## begin Supplied data

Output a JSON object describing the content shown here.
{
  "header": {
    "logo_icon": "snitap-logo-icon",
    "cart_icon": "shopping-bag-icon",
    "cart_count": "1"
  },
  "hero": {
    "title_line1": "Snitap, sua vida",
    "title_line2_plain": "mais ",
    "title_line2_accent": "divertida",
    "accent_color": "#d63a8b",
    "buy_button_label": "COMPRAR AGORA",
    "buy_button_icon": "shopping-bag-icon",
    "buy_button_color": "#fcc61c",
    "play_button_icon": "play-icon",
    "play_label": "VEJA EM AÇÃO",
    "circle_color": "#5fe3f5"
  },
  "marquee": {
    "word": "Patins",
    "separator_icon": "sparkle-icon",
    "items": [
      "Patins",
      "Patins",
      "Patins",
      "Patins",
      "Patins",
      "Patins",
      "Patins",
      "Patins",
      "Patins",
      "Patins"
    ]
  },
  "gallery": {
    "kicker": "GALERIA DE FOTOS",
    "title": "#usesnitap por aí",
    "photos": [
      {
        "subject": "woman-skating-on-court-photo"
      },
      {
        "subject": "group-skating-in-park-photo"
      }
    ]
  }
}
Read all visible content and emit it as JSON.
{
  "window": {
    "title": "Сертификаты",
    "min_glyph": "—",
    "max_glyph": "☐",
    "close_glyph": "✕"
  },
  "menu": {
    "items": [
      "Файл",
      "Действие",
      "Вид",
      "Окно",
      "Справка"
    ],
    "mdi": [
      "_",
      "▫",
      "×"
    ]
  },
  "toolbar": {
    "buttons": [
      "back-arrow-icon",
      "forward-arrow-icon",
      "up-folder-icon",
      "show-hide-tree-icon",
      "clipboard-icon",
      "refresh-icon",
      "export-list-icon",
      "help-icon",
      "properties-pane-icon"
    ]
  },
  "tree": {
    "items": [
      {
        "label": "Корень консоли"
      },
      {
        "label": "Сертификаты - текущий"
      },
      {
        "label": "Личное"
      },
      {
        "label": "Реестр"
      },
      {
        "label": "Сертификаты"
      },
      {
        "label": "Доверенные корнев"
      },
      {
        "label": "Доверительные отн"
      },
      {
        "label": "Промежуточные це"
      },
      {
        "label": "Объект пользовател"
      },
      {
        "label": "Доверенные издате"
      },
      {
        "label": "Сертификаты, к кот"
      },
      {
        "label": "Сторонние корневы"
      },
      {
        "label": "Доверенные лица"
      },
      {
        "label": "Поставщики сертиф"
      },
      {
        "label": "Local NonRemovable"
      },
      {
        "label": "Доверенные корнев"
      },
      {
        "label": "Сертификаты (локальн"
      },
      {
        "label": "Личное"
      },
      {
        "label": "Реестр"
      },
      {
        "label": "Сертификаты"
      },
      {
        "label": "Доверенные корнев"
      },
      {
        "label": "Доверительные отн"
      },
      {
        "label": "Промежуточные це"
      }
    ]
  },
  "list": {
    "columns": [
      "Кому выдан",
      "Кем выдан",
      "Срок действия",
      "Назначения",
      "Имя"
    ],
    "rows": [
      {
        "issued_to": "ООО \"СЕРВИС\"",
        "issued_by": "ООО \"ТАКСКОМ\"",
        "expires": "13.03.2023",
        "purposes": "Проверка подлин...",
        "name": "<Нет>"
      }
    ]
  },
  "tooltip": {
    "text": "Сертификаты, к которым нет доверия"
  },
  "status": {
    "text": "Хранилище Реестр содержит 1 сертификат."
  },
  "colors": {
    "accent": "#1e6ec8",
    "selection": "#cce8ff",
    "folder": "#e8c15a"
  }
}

## end Supplied data

» Goal of the exercise:
Take every line from the records above that has the word "JSON" and copy it.

» Task solution:
Output a JSON object describing the content shown here.
Read all visible content and emit it as JSON.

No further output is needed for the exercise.